◆ Given task: Please transcribe the listing below in full and word for word, without its pictures.

+++++

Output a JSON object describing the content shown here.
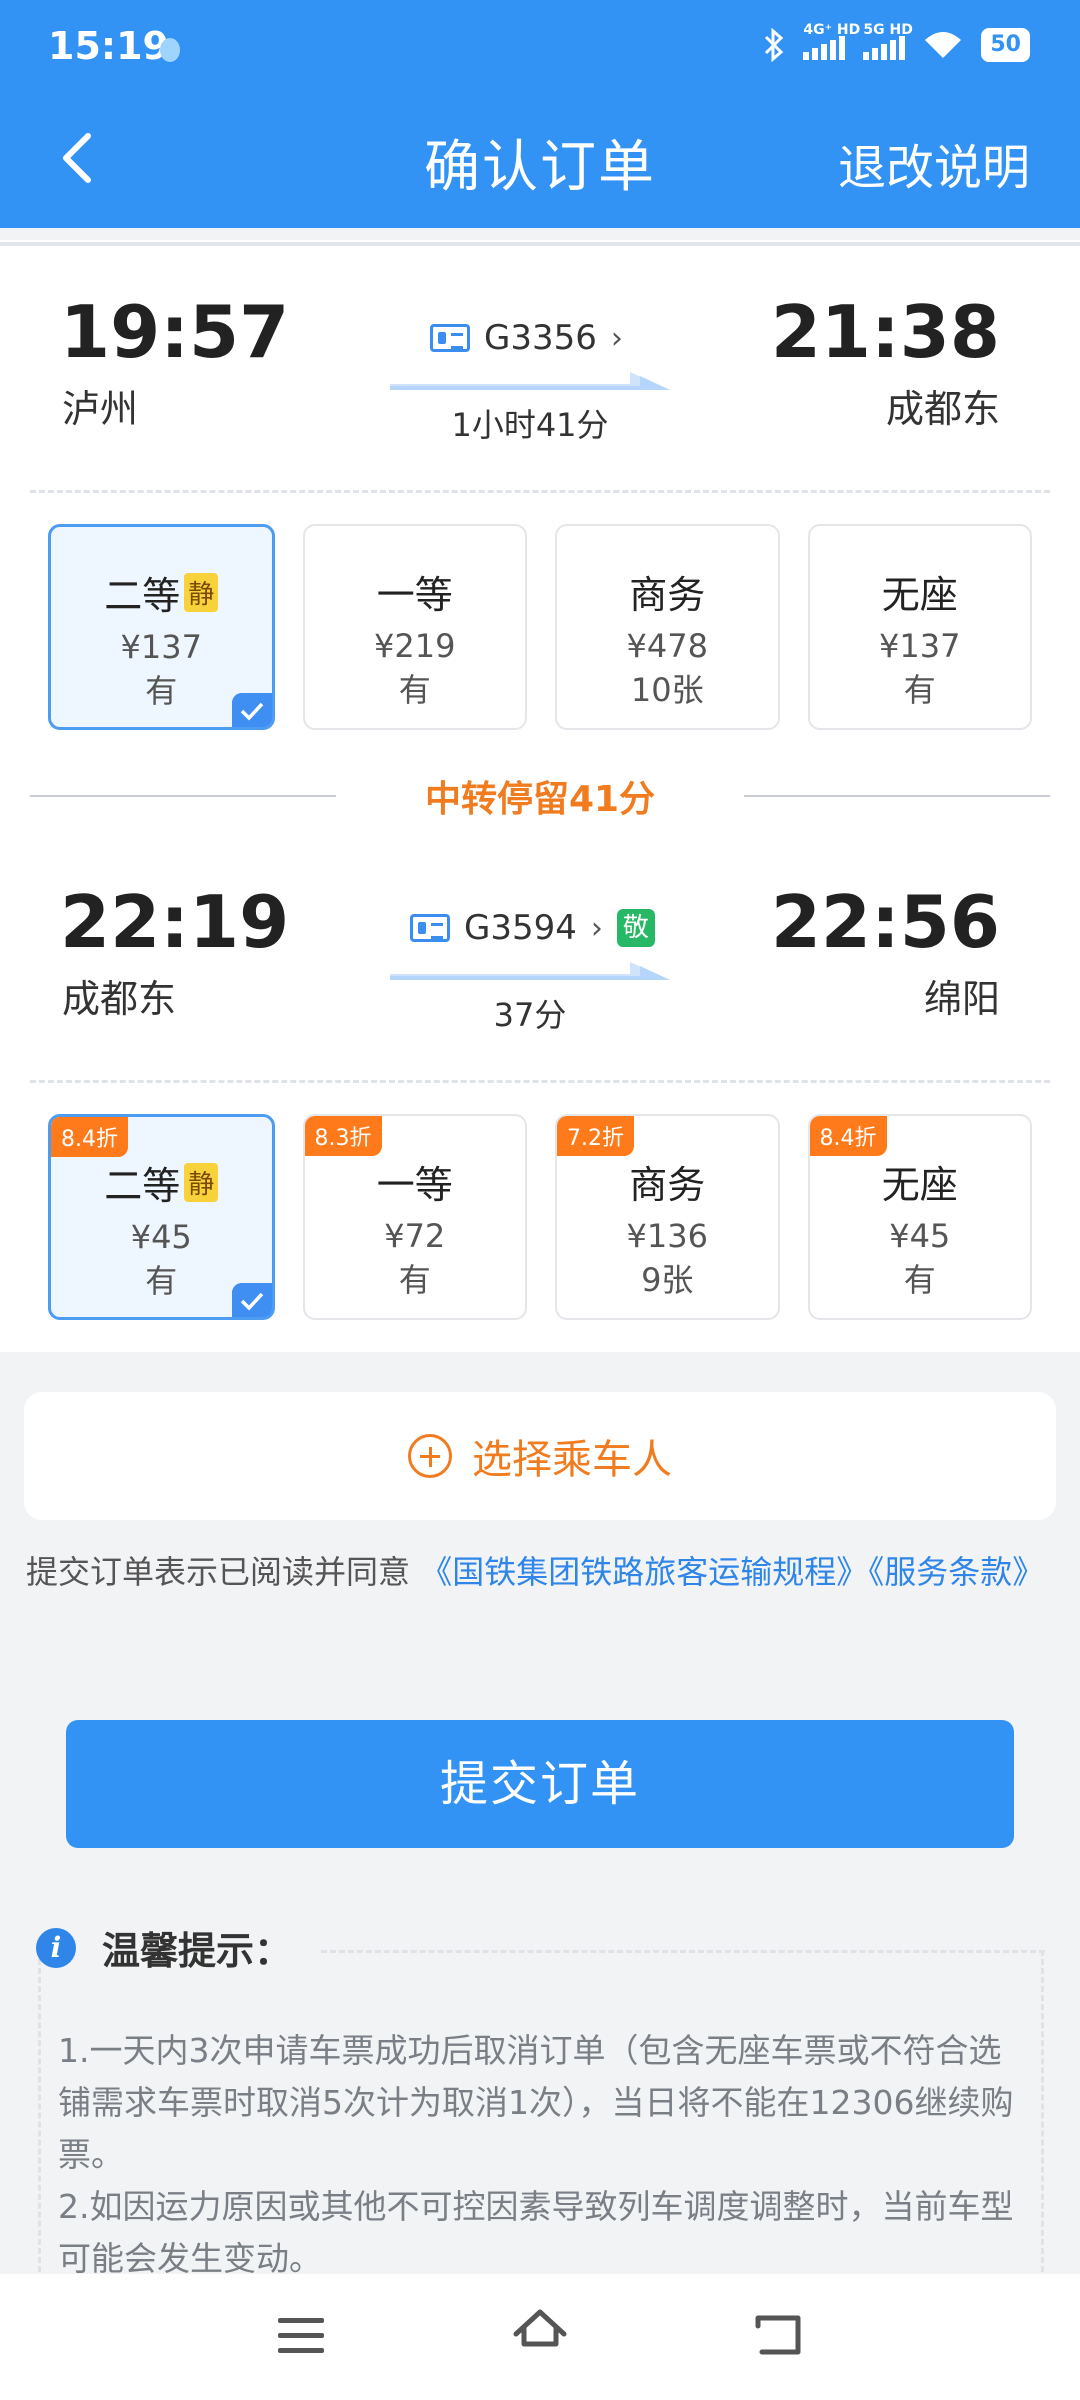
{
  "status": {
    "time": "15:19",
    "net1": "4G⁺ HD",
    "net2": "5G HD",
    "battery": "50"
  },
  "nav": {
    "title": "确认订单",
    "refund_label": "退改说明"
  },
  "leg1": {
    "dep_time": "19:57",
    "dep_station": "泸州",
    "arr_time": "21:38",
    "arr_station": "成都东",
    "train_no": "G3356",
    "duration": "1小时41分",
    "seats": [
      {
        "name": "二等",
        "tag": "静",
        "price": "¥137",
        "avail": "有",
        "selected": true
      },
      {
        "name": "一等",
        "price": "¥219",
        "avail": "有"
      },
      {
        "name": "商务",
        "price": "¥478",
        "avail": "10张"
      },
      {
        "name": "无座",
        "price": "¥137",
        "avail": "有"
      }
    ]
  },
  "transfer": {
    "text": "中转停留41分"
  },
  "leg2": {
    "dep_time": "22:19",
    "dep_station": "成都东",
    "arr_time": "22:56",
    "arr_station": "绵阳",
    "train_no": "G3594",
    "badge": "敬",
    "duration": "37分",
    "seats": [
      {
        "discount": "8.4折",
        "name": "二等",
        "tag": "静",
        "price": "¥45",
        "avail": "有",
        "selected": true
      },
      {
        "discount": "8.3折",
        "name": "一等",
        "price": "¥72",
        "avail": "有"
      },
      {
        "discount": "7.2折",
        "name": "商务",
        "price": "¥136",
        "avail": "9张"
      },
      {
        "discount": "8.4折",
        "name": "无座",
        "price": "¥45",
        "avail": "有"
      }
    ]
  },
  "passenger": {
    "label": "选择乘车人"
  },
  "agreement": {
    "prefix": "提交订单表示已阅读并同意",
    "link1": "《国铁集团铁路旅客运输规程》",
    "link2": "《服务条款》"
  },
  "submit": {
    "label": "提交订单"
  },
  "tips": {
    "title": "温馨提示：",
    "line1": "1.一天内3次申请车票成功后取消订单（包含无座车票或不符合选铺需求车票时取消5次计为取消1次），当日将不能在12306继续购票。",
    "line2": "2.如因运力原因或其他不可控因素导致列车调度调整时，当前车型可能会发生变动。"
  },
  "colors": {
    "primary": "#3293f5",
    "accent": "#f07c1f",
    "discount": "#ff7a1a",
    "green_badge": "#27b865"
  }
}
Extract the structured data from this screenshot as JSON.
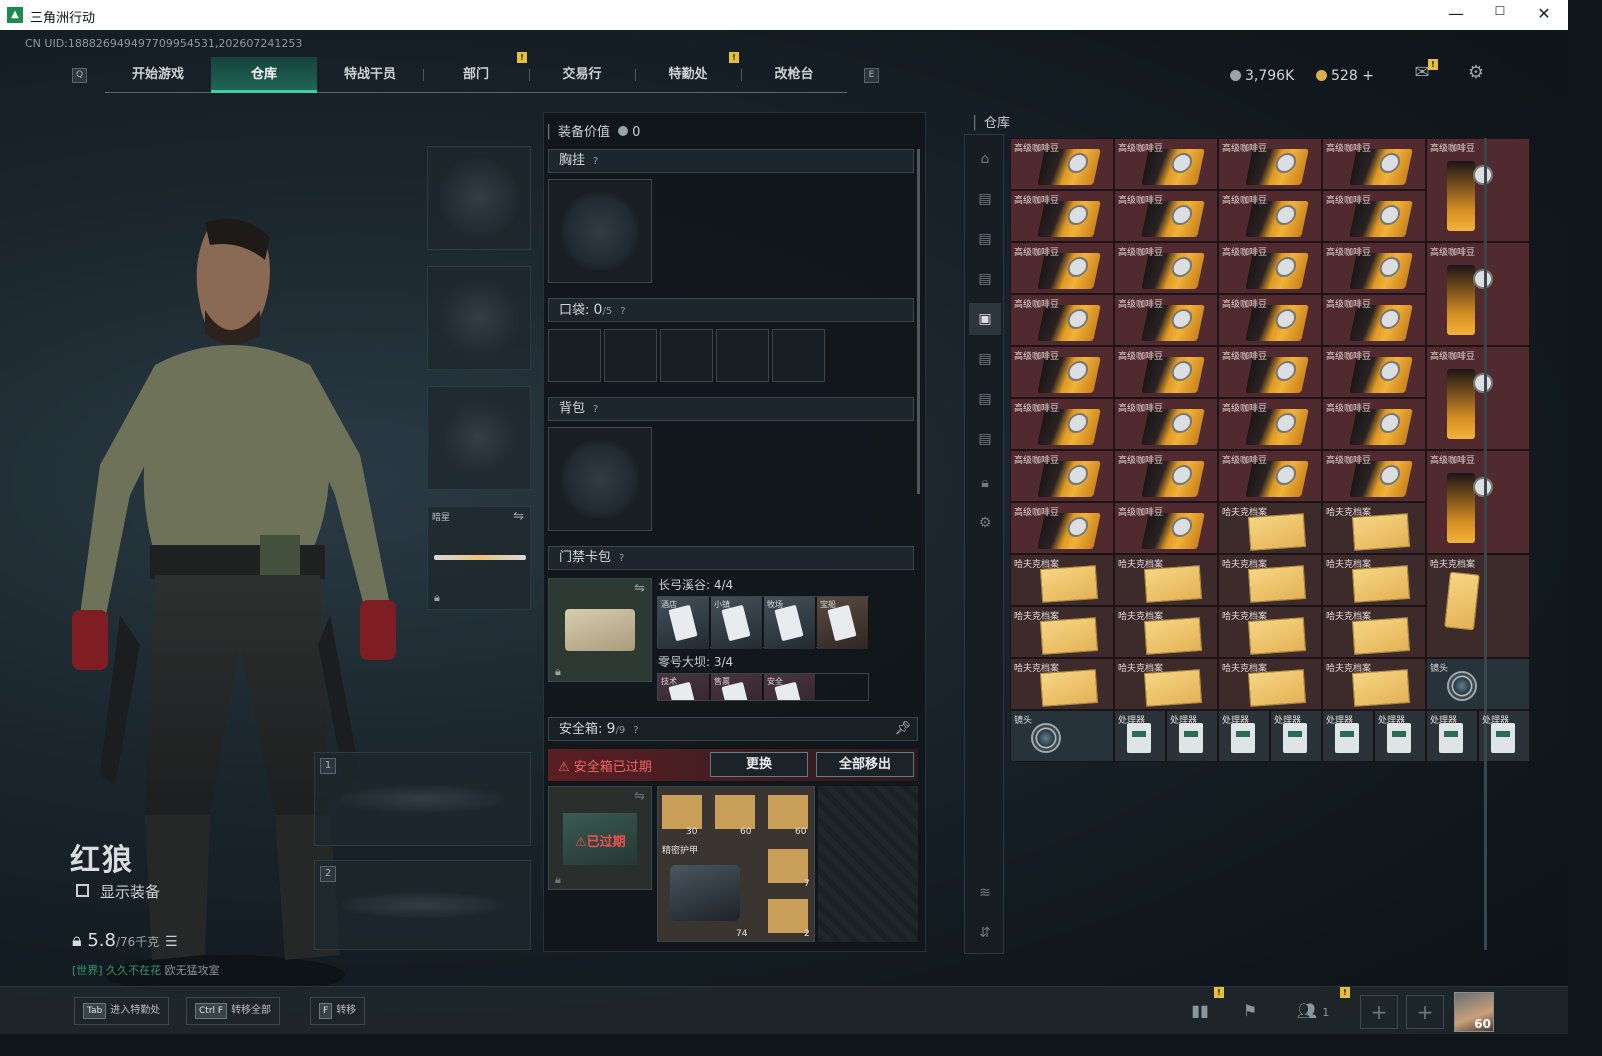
{
  "window": {
    "title": "三角洲行动",
    "min": "—",
    "max": "☐",
    "close": "✕"
  },
  "header": {
    "uid": "CN UID:188826949497709954531,202607241253",
    "key_left": "Q",
    "key_right": "E",
    "tabs": [
      "开始游戏",
      "仓库",
      "特战干员",
      "部门",
      "交易行",
      "特勤处",
      "改枪台"
    ],
    "active_tab": 1,
    "badge": "!",
    "currency1": "3,796K",
    "currency2": "528",
    "currency_plus": "+",
    "mail_icon": "mail-icon",
    "settings_icon": "gear-icon"
  },
  "operator": {
    "name": "红狼",
    "show_equipment": "显示装备",
    "weight": "5.8",
    "weight_cap": "/76千克",
    "chat_channel": "[世界]",
    "chat_user": "久久不在花",
    "chat_msg": "欧无猛攻室",
    "melee_label": "暗星",
    "slot1": "1",
    "slot2": "2"
  },
  "loadout": {
    "equip_value_label": "装备价值",
    "equip_value": "0",
    "chest": "胸挂",
    "pocket": "口袋:",
    "pocket_count": "0",
    "pocket_cap": "/5",
    "backpack": "背包",
    "keycard": "门禁卡包",
    "keycard_group1": "长弓溪谷: 4/4",
    "keycard_group2": "零号大坝: 3/4",
    "cards1": [
      "酒店",
      "小镇",
      "牧场",
      "宝船"
    ],
    "cards2": [
      "技术",
      "售票",
      "安全"
    ],
    "safebox": "安全箱:",
    "safebox_count": "9",
    "safebox_cap": "/9",
    "safebox_warning": "安全箱已过期",
    "replace_btn": "更换",
    "move_all_btn": "全部移出",
    "expired": "已过期",
    "safebox_item_label": "精密护甲",
    "qty": [
      "30",
      "60",
      "60",
      "7",
      "74",
      "2"
    ],
    "q": "?"
  },
  "warehouse": {
    "title": "仓库",
    "items": {
      "coffee": "高级咖啡豆",
      "file": "哈夫克档案",
      "lens": "镜头",
      "proc": "处理器"
    }
  },
  "bottom": {
    "hints": [
      {
        "key": "Tab",
        "label": "进入特勤处"
      },
      {
        "key": "Ctrl F",
        "label": "转移全部"
      },
      {
        "key": "F",
        "label": "转移"
      }
    ],
    "friends_count": "1",
    "level": "60",
    "badge": "!"
  },
  "colors": {
    "accent": "#3fd0a5",
    "warning": "#e24a4a",
    "coffee_bg": "#502a2e",
    "file_bg": "#3c2b2a",
    "badge": "#e7bf3a"
  }
}
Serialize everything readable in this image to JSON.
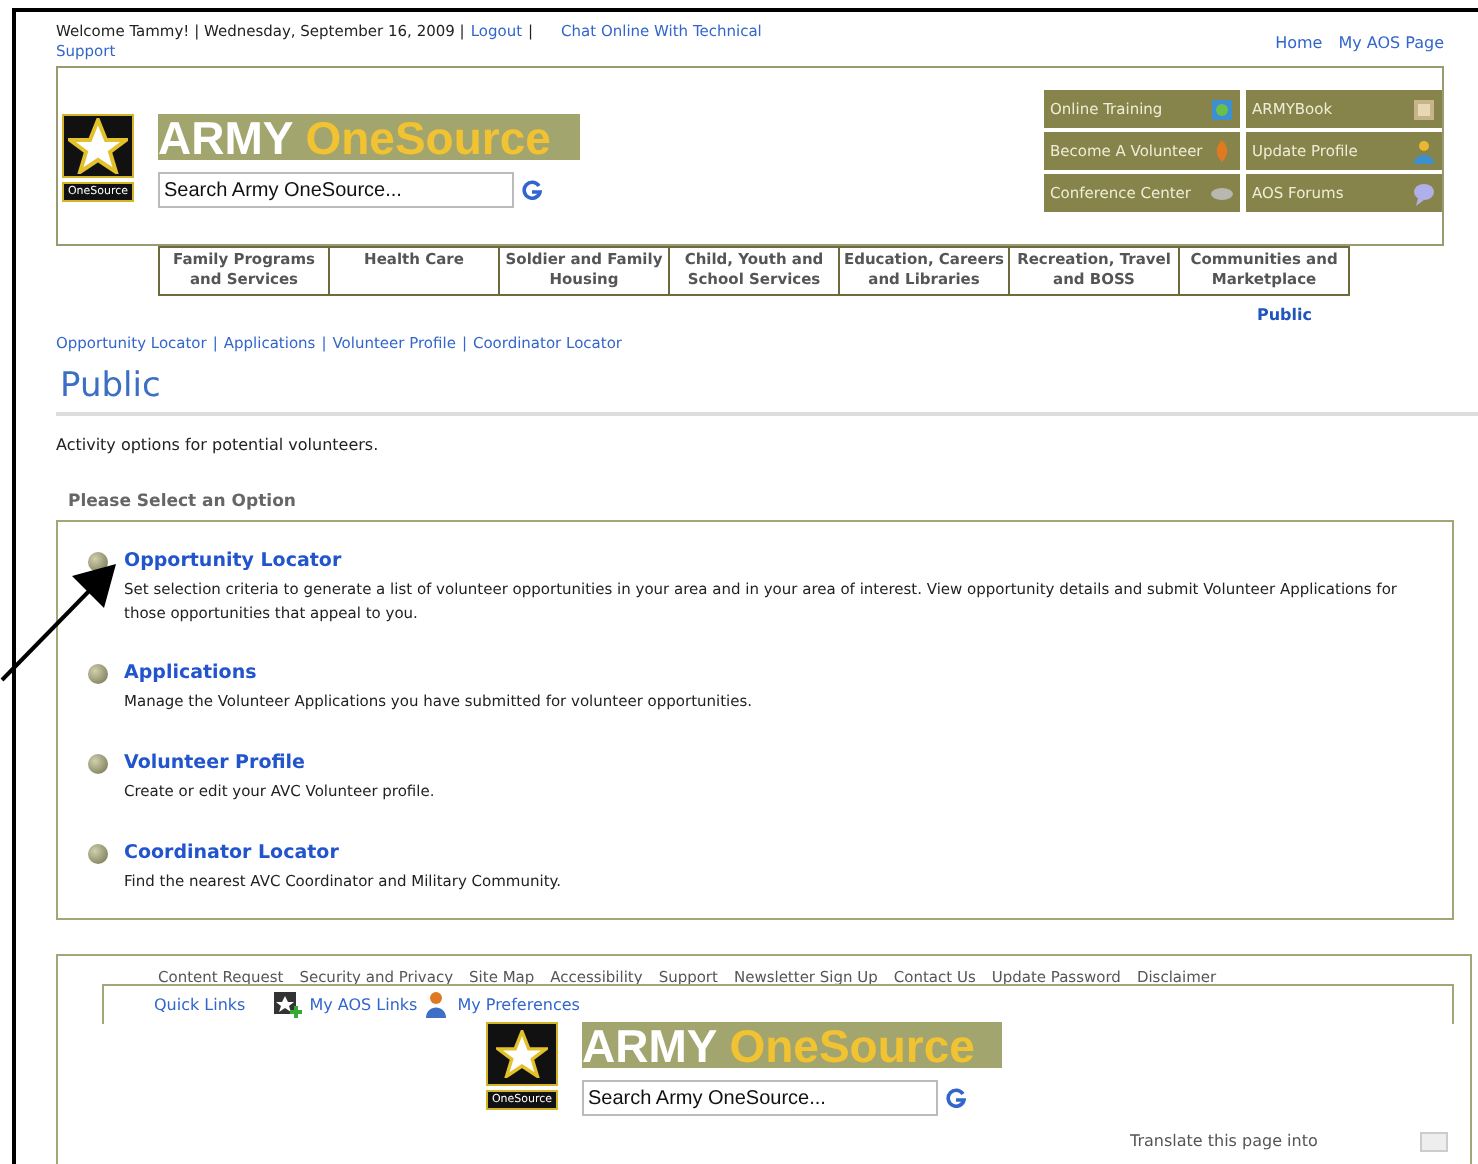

+++++

◆ Solved problem:
Output a JSON object describing the content shown here.
{
  "status": {
    "time": "15:19",
    "net1": "4G⁺ HD",
    "net2": "5G HD",
    "battery": "50"
  },
  "nav": {
    "title": "确认订单",
    "refund_label": "退改说明"
  },
  "leg1": {
    "dep_time": "19:57",
    "dep_station": "泸州",
    "arr_time": "21:38",
    "arr_station": "成都东",
    "train_no": "G3356",
    "duration": "1小时41分",
    "seats": [
      {
        "name": "二等",
        "tag": "静",
        "price": "¥137",
        "avail": "有",
        "selected": true
      },
      {
        "name": "一等",
        "price": "¥219",
        "avail": "有"
      },
      {
        "name": "商务",
        "price": "¥478",
        "avail": "10张"
      },
      {
        "name": "无座",
        "price": "¥137",
        "avail": "有"
      }
    ]
  },
  "transfer": {
    "text": "中转停留41分"
  },
  "leg2": {
    "dep_time": "22:19",
    "dep_station": "成都东",
    "arr_time": "22:56",
    "arr_station": "绵阳",
    "train_no": "G3594",
    "badge": "敬",
    "duration": "37分",
    "seats": [
      {
        "discount": "8.4折",
        "name": "二等",
        "tag": "静",
        "price": "¥45",
        "avail": "有",
        "selected": true
      },
      {
        "discount": "8.3折",
        "name": "一等",
        "price": "¥72",
        "avail": "有"
      },
      {
        "discount": "7.2折",
        "name": "商务",
        "price": "¥136",
        "avail": "9张"
      },
      {
        "discount": "8.4折",
        "name": "无座",
        "price": "¥45",
        "avail": "有"
      }
    ]
  },
  "passenger": {
    "label": "选择乘车人"
  },
  "agreement": {
    "prefix": "提交订单表示已阅读并同意",
    "link1": "《国铁集团铁路旅客运输规程》",
    "link2": "《服务条款》"
  },
  "submit": {
    "label": "提交订单"
  },
  "tips": {
    "title": "温馨提示：",
    "line1": "1.一天内3次申请车票成功后取消订单（包含无座车票或不符合选铺需求车票时取消5次计为取消1次），当日将不能在12306继续购票。",
    "line2": "2.如因运力原因或其他不可控因素导致列车调度调整时，当前车型可能会发生变动。"
  },
  "colors": {
    "primary": "#3293f5",
    "accent": "#f07c1f",
    "discount": "#ff7a1a",
    "green_badge": "#27b865"
  }
}
Extract the structured data from this screenshot as JSON.
{
  "window": {
    "title": "三角洲行动",
    "min": "—",
    "max": "☐",
    "close": "✕"
  },
  "header": {
    "uid": "CN UID:188826949497709954531,202607241253",
    "key_left": "Q",
    "key_right": "E",
    "tabs": [
      "开始游戏",
      "仓库",
      "特战干员",
      "部门",
      "交易行",
      "特勤处",
      "改枪台"
    ],
    "active_tab": 1,
    "badge": "!",
    "currency1": "3,796K",
    "currency2": "528",
    "currency_plus": "+",
    "mail_icon": "mail-icon",
    "settings_icon": "gear-icon"
  },
  "operator": {
    "name": "红狼",
    "show_equipment": "显示装备",
    "weight": "5.8",
    "weight_cap": "/76千克",
    "chat_channel": "[世界]",
    "chat_user": "久久不在花",
    "chat_msg": "欧无猛攻室",
    "melee_label": "暗星",
    "slot1": "1",
    "slot2": "2"
  },
  "loadout": {
    "equip_value_label": "装备价值",
    "equip_value": "0",
    "chest": "胸挂",
    "pocket": "口袋:",
    "pocket_count": "0",
    "pocket_cap": "/5",
    "backpack": "背包",
    "keycard": "门禁卡包",
    "keycard_group1": "长弓溪谷: 4/4",
    "keycard_group2": "零号大坝: 3/4",
    "cards1": [
      "酒店",
      "小镇",
      "牧场",
      "宝船"
    ],
    "cards2": [
      "技术",
      "售票",
      "安全"
    ],
    "safebox": "安全箱:",
    "safebox_count": "9",
    "safebox_cap": "/9",
    "safebox_warning": "安全箱已过期",
    "replace_btn": "更换",
    "move_all_btn": "全部移出",
    "expired": "已过期",
    "safebox_item_label": "精密护甲",
    "qty": [
      "30",
      "60",
      "60",
      "7",
      "74",
      "2"
    ],
    "q": "?"
  },
  "warehouse": {
    "title": "仓库",
    "items": {
      "coffee": "高级咖啡豆",
      "file": "哈夫克档案",
      "lens": "镜头",
      "proc": "处理器"
    }
  },
  "bottom": {
    "hints": [
      {
        "key": "Tab",
        "label": "进入特勤处"
      },
      {
        "key": "Ctrl F",
        "label": "转移全部"
      },
      {
        "key": "F",
        "label": "转移"
      }
    ],
    "friends_count": "1",
    "level": "60",
    "badge": "!"
  },
  "colors": {
    "accent": "#3fd0a5",
    "warning": "#e24a4a",
    "coffee_bg": "#502a2e",
    "file_bg": "#3c2b2a",
    "badge": "#e7bf3a"
  }
}
Serialize everything readable in this image to JSON.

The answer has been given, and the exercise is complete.